— START Input records —

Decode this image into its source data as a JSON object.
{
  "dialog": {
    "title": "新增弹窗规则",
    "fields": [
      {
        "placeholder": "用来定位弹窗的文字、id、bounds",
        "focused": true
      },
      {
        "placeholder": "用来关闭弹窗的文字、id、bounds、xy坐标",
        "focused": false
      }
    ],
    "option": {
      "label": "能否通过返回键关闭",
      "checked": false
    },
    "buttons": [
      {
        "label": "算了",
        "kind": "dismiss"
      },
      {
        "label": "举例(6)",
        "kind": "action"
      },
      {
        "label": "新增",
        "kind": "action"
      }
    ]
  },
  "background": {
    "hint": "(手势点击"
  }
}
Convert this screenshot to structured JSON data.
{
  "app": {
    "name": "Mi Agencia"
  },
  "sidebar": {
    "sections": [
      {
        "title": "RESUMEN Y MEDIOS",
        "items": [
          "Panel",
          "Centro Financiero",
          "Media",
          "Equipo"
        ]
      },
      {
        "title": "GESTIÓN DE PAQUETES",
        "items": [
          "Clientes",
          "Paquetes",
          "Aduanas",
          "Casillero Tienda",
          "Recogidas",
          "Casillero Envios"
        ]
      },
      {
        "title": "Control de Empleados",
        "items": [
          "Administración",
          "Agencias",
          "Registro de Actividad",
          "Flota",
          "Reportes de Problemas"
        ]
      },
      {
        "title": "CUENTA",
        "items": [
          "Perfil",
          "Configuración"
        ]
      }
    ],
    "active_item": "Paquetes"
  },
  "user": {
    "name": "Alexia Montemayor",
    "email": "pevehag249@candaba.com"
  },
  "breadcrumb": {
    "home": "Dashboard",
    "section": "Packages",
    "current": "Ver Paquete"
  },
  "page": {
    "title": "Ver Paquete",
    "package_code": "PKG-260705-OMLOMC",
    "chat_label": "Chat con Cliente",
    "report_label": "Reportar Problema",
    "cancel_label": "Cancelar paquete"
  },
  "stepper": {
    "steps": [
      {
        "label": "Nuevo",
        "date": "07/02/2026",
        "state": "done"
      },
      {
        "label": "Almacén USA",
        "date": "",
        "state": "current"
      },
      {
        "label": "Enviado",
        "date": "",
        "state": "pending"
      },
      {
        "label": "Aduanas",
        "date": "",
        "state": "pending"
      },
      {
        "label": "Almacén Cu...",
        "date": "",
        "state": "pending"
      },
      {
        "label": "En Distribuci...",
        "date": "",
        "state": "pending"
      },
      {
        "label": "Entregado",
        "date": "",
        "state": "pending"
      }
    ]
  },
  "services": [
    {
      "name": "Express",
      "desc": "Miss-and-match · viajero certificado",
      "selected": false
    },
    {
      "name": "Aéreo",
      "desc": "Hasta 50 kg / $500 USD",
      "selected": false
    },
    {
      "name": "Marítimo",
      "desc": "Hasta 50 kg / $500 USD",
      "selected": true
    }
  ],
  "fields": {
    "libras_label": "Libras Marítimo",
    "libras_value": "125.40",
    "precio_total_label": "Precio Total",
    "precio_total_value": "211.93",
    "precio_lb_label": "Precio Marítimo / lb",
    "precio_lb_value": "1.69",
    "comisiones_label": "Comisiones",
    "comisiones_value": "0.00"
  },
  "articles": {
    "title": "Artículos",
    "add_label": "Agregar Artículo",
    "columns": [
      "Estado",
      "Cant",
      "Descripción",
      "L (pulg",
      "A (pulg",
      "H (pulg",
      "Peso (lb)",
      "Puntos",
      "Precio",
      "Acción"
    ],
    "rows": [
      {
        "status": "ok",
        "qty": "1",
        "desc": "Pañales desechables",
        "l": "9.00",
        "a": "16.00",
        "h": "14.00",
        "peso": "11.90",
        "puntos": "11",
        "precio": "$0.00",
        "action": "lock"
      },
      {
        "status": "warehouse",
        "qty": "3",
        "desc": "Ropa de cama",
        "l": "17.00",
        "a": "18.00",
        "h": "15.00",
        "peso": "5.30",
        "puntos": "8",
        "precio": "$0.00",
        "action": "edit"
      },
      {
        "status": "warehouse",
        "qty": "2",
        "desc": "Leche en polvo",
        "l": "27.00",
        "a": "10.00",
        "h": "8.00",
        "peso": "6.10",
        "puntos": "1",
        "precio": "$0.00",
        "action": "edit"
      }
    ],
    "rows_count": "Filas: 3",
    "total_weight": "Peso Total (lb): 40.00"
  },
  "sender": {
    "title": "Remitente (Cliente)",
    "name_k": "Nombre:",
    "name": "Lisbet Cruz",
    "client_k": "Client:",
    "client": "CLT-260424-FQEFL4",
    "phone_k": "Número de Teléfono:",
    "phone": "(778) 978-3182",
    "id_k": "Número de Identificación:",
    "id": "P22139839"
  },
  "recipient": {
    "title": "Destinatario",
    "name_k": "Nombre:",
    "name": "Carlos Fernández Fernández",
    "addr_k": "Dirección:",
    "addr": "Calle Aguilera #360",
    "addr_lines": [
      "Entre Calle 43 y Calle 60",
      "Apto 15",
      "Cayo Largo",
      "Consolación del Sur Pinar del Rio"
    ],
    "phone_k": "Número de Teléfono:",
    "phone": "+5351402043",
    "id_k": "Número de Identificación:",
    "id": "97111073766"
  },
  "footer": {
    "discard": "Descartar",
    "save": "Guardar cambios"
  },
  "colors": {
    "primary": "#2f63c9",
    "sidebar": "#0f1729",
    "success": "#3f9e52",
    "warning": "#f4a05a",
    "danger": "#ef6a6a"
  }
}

— END Input records —

* [Exercise objective]
Write out the records shown above, exactly as they appear.

* [Problem solution]
Decode this image into its source data as a JSON object.
{
  "dialog": {
    "title": "新增弹窗规则",
    "fields": [
      {
        "placeholder": "用来定位弹窗的文字、id、bounds",
        "focused": true
      },
      {
        "placeholder": "用来关闭弹窗的文字、id、bounds、xy坐标",
        "focused": false
      }
    ],
    "option": {
      "label": "能否通过返回键关闭",
      "checked": false
    },
    "buttons": [
      {
        "label": "算了",
        "kind": "dismiss"
      },
      {
        "label": "举例(6)",
        "kind": "action"
      },
      {
        "label": "新增",
        "kind": "action"
      }
    ]
  },
  "background": {
    "hint": "(手势点击"
  }
}
Convert this screenshot to structured JSON data.
{
  "app": {
    "name": "Mi Agencia"
  },
  "sidebar": {
    "sections": [
      {
        "title": "RESUMEN Y MEDIOS",
        "items": [
          "Panel",
          "Centro Financiero",
          "Media",
          "Equipo"
        ]
      },
      {
        "title": "GESTIÓN DE PAQUETES",
        "items": [
          "Clientes",
          "Paquetes",
          "Aduanas",
          "Casillero Tienda",
          "Recogidas",
          "Casillero Envios"
        ]
      },
      {
        "title": "Control de Empleados",
        "items": [
          "Administración",
          "Agencias",
          "Registro de Actividad",
          "Flota",
          "Reportes de Problemas"
        ]
      },
      {
        "title": "CUENTA",
        "items": [
          "Perfil",
          "Configuración"
        ]
      }
    ],
    "active_item": "Paquetes"
  },
  "user": {
    "name": "Alexia Montemayor",
    "email": "pevehag249@candaba.com"
  },
  "breadcrumb": {
    "home": "Dashboard",
    "section": "Packages",
    "current": "Ver Paquete"
  },
  "page": {
    "title": "Ver Paquete",
    "package_code": "PKG-260705-OMLOMC",
    "chat_label": "Chat con Cliente",
    "report_label": "Reportar Problema",
    "cancel_label": "Cancelar paquete"
  },
  "stepper": {
    "steps": [
      {
        "label": "Nuevo",
        "date": "07/02/2026",
        "state": "done"
      },
      {
        "label": "Almacén USA",
        "date": "",
        "state": "current"
      },
      {
        "label": "Enviado",
        "date": "",
        "state": "pending"
      },
      {
        "label": "Aduanas",
        "date": "",
        "state": "pending"
      },
      {
        "label": "Almacén Cu...",
        "date": "",
        "state": "pending"
      },
      {
        "label": "En Distribuci...",
        "date": "",
        "state": "pending"
      },
      {
        "label": "Entregado",
        "date": "",
        "state": "pending"
      }
    ]
  },
  "services": [
    {
      "name": "Express",
      "desc": "Miss-and-match · viajero certificado",
      "selected": false
    },
    {
      "name": "Aéreo",
      "desc": "Hasta 50 kg / $500 USD",
      "selected": false
    },
    {
      "name": "Marítimo",
      "desc": "Hasta 50 kg / $500 USD",
      "selected": true
    }
  ],
  "fields": {
    "libras_label": "Libras Marítimo",
    "libras_value": "125.40",
    "precio_total_label": "Precio Total",
    "precio_total_value": "211.93",
    "precio_lb_label": "Precio Marítimo / lb",
    "precio_lb_value": "1.69",
    "comisiones_label": "Comisiones",
    "comisiones_value": "0.00"
  },
  "articles": {
    "title": "Artículos",
    "add_label": "Agregar Artículo",
    "columns": [
      "Estado",
      "Cant",
      "Descripción",
      "L (pulg",
      "A (pulg",
      "H (pulg",
      "Peso (lb)",
      "Puntos",
      "Precio",
      "Acción"
    ],
    "rows": [
      {
        "status": "ok",
        "qty": "1",
        "desc": "Pañales desechables",
        "l": "9.00",
        "a": "16.00",
        "h": "14.00",
        "peso": "11.90",
        "puntos": "11",
        "precio": "$0.00",
        "action": "lock"
      },
      {
        "status": "warehouse",
        "qty": "3",
        "desc": "Ropa de cama",
        "l": "17.00",
        "a": "18.00",
        "h": "15.00",
        "peso": "5.30",
        "puntos": "8",
        "precio": "$0.00",
        "action": "edit"
      },
      {
        "status": "warehouse",
        "qty": "2",
        "desc": "Leche en polvo",
        "l": "27.00",
        "a": "10.00",
        "h": "8.00",
        "peso": "6.10",
        "puntos": "1",
        "precio": "$0.00",
        "action": "edit"
      }
    ],
    "rows_count": "Filas: 3",
    "total_weight": "Peso Total (lb): 40.00"
  },
  "sender": {
    "title": "Remitente (Cliente)",
    "name_k": "Nombre:",
    "name": "Lisbet Cruz",
    "client_k": "Client:",
    "client": "CLT-260424-FQEFL4",
    "phone_k": "Número de Teléfono:",
    "phone": "(778) 978-3182",
    "id_k": "Número de Identificación:",
    "id": "P22139839"
  },
  "recipient": {
    "title": "Destinatario",
    "name_k": "Nombre:",
    "name": "Carlos Fernández Fernández",
    "addr_k": "Dirección:",
    "addr": "Calle Aguilera #360",
    "addr_lines": [
      "Entre Calle 43 y Calle 60",
      "Apto 15",
      "Cayo Largo",
      "Consolación del Sur Pinar del Rio"
    ],
    "phone_k": "Número de Teléfono:",
    "phone": "+5351402043",
    "id_k": "Número de Identificación:",
    "id": "97111073766"
  },
  "footer": {
    "discard": "Descartar",
    "save": "Guardar cambios"
  },
  "colors": {
    "primary": "#2f63c9",
    "sidebar": "#0f1729",
    "success": "#3f9e52",
    "warning": "#f4a05a",
    "danger": "#ef6a6a"
  }
}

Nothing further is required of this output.